# What this task involves
List all lines of the data that include the string "Description".

+ + + + +

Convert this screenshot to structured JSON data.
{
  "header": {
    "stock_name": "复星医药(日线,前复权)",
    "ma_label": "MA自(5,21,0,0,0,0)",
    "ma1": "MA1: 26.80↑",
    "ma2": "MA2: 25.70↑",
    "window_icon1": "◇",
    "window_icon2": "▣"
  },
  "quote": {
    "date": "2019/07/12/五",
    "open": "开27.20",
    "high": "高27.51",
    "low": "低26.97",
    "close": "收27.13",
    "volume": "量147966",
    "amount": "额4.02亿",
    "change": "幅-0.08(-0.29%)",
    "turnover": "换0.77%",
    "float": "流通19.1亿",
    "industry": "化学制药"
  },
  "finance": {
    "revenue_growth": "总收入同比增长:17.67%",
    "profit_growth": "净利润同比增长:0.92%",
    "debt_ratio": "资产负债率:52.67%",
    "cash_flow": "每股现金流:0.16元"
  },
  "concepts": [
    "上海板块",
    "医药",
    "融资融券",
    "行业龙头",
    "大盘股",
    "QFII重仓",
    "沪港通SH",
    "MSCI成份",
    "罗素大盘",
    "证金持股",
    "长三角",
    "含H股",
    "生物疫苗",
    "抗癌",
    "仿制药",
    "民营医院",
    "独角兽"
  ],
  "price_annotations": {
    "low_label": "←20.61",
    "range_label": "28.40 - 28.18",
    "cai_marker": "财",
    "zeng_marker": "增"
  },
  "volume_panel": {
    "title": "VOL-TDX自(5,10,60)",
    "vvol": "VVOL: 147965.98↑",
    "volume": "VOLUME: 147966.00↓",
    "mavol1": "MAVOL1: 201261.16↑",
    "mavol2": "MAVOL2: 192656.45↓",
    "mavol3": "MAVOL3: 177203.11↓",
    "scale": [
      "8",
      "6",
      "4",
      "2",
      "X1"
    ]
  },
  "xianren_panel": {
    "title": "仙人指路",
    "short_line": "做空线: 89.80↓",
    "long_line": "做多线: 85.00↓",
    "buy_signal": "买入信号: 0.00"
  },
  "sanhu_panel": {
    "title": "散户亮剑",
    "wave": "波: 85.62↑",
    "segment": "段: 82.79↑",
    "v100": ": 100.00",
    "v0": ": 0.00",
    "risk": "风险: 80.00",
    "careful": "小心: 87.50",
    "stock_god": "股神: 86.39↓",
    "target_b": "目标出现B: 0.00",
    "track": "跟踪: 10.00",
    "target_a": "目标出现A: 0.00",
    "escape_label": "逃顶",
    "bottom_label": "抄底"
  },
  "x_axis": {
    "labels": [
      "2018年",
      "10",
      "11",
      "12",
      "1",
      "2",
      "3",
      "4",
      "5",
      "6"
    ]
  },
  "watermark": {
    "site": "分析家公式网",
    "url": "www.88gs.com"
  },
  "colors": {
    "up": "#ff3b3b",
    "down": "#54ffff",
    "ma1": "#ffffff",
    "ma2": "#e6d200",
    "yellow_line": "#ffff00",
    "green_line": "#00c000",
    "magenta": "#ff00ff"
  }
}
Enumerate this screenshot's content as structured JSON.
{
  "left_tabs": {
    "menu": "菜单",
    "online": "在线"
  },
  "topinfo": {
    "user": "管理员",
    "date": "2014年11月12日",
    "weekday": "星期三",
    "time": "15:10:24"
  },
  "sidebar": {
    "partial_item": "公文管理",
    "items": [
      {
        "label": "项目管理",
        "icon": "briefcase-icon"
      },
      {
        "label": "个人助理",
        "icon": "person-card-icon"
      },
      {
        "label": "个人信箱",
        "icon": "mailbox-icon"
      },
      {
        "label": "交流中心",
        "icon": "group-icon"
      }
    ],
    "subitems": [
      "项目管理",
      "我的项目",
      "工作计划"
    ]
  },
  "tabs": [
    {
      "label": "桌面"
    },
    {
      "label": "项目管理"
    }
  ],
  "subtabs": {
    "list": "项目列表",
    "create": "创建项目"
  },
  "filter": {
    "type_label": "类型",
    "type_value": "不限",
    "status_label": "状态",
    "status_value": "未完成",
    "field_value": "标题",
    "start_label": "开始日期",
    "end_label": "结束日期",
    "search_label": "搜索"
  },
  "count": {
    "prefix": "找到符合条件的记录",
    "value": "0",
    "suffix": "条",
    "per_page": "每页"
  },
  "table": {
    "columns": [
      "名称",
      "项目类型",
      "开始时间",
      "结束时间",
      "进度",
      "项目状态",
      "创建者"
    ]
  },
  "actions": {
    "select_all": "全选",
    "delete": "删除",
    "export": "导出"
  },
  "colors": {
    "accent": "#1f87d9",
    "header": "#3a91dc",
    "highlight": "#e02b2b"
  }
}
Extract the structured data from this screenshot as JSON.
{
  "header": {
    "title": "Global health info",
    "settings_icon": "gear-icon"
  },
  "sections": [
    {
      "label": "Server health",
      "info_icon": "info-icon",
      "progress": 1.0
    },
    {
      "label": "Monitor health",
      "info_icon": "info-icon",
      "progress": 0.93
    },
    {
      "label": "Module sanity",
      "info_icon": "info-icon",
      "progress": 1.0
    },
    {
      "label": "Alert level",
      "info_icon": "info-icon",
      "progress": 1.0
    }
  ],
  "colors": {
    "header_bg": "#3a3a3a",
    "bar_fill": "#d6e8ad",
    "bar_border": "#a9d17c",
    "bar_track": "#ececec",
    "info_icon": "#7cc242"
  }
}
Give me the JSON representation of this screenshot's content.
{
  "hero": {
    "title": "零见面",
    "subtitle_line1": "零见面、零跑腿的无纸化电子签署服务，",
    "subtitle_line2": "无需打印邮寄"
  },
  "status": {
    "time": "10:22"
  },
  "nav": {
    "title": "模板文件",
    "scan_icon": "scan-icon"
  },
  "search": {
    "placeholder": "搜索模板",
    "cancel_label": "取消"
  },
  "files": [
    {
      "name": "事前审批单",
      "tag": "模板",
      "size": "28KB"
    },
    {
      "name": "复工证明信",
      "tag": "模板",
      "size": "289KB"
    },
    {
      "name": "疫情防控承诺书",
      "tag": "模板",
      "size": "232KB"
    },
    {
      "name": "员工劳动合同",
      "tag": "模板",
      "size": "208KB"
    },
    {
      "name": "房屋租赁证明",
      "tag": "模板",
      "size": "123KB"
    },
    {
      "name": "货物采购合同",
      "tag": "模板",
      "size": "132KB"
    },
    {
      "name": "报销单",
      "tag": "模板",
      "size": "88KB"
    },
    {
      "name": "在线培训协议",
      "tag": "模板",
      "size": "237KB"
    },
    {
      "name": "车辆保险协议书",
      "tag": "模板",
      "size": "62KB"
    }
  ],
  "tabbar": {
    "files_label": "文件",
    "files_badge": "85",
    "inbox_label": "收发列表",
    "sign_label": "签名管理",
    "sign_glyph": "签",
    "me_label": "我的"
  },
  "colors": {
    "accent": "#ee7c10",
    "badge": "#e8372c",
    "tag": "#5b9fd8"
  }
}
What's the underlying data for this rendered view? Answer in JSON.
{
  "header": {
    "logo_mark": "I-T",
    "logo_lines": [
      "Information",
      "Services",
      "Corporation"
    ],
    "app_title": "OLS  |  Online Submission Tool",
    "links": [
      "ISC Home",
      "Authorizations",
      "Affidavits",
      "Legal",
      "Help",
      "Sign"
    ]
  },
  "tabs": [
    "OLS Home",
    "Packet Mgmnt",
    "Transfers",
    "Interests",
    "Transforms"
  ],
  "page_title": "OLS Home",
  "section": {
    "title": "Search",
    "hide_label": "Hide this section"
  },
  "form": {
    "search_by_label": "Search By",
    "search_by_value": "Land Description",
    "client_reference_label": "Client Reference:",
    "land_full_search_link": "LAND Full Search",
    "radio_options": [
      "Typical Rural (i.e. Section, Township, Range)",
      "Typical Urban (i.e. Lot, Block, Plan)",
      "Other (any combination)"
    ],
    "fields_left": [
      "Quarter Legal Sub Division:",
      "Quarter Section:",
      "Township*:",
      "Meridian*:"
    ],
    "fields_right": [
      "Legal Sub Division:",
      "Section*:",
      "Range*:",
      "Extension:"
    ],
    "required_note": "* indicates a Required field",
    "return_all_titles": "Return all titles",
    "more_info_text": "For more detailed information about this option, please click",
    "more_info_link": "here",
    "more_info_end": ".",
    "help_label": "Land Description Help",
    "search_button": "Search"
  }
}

+ + + + +

# Exercise solution
    "search_by_value": "Land Description",
    "help_label": "Land Description Help",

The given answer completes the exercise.